Exercise task –
Nothing may be dropped or altered: reproduce all the data.

------ Entries shown

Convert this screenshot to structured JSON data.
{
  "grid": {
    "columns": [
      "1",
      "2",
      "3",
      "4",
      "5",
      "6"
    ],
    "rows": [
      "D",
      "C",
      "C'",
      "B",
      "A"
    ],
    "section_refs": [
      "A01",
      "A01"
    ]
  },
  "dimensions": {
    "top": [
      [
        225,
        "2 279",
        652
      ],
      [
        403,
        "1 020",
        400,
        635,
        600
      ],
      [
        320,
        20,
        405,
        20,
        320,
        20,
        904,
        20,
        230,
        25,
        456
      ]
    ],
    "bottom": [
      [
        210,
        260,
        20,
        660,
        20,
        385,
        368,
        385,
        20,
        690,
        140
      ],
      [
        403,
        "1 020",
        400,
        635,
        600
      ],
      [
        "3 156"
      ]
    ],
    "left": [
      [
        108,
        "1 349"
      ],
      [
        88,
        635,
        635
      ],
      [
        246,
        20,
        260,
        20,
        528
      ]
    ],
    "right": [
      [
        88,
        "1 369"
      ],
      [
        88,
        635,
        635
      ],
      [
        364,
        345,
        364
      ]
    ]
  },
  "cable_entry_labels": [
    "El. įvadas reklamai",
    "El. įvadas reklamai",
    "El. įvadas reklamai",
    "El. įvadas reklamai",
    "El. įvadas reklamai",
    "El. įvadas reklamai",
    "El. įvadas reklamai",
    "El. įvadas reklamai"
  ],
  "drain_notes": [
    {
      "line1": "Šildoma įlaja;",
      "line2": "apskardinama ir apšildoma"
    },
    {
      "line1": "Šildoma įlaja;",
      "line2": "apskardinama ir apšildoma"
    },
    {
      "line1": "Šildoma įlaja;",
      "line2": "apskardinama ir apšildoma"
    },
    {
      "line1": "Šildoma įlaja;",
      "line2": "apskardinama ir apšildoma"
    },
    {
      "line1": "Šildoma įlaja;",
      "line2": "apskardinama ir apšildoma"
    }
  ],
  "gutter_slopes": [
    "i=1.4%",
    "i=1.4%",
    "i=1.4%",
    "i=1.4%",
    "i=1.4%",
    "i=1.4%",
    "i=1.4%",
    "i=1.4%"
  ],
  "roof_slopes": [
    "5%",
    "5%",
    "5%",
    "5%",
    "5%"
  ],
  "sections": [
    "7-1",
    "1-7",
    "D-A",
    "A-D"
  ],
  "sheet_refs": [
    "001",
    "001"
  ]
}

------------

Written solution –
Convert this screenshot to structured JSON data.
{
  "grid": {
    "columns": [
      "1",
      "2",
      "3",
      "4",
      "5",
      "6"
    ],
    "rows": [
      "D",
      "C",
      "C'",
      "B",
      "A"
    ],
    "section_refs": [
      "A01",
      "A01"
    ]
  },
  "dimensions": {
    "top": [
      [
        225,
        "2 279",
        652
      ],
      [
        403,
        "1 020",
        400,
        635,
        600
      ],
      [
        320,
        20,
        405,
        20,
        320,
        20,
        904,
        20,
        230,
        25,
        456
      ]
    ],
    "bottom": [
      [
        210,
        260,
        20,
        660,
        20,
        385,
        368,
        385,
        20,
        690,
        140
      ],
      [
        403,
        "1 020",
        400,
        635,
        600
      ],
      [
        "3 156"
      ]
    ],
    "left": [
      [
        108,
        "1 349"
      ],
      [
        88,
        635,
        635
      ],
      [
        246,
        20,
        260,
        20,
        528
      ]
    ],
    "right": [
      [
        88,
        "1 369"
      ],
      [
        88,
        635,
        635
      ],
      [
        364,
        345,
        364
      ]
    ]
  },
  "cable_entry_labels": [
    "El. įvadas reklamai",
    "El. įvadas reklamai",
    "El. įvadas reklamai",
    "El. įvadas reklamai",
    "El. įvadas reklamai",
    "El. įvadas reklamai",
    "El. įvadas reklamai",
    "El. įvadas reklamai"
  ],
  "drain_notes": [
    {
      "line1": "Šildoma įlaja;",
      "line2": "apskardinama ir apšildoma"
    },
    {
      "line1": "Šildoma įlaja;",
      "line2": "apskardinama ir apšildoma"
    },
    {
      "line1": "Šildoma įlaja;",
      "line2": "apskardinama ir apšildoma"
    },
    {
      "line1": "Šildoma įlaja;",
      "line2": "apskardinama ir apšildoma"
    },
    {
      "line1": "Šildoma įlaja;",
      "line2": "apskardinama ir apšildoma"
    }
  ],
  "gutter_slopes": [
    "i=1.4%",
    "i=1.4%",
    "i=1.4%",
    "i=1.4%",
    "i=1.4%",
    "i=1.4%",
    "i=1.4%",
    "i=1.4%"
  ],
  "roof_slopes": [
    "5%",
    "5%",
    "5%",
    "5%",
    "5%"
  ],
  "sections": [
    "7-1",
    "1-7",
    "D-A",
    "A-D"
  ],
  "sheet_refs": [
    "001",
    "001"
  ]
}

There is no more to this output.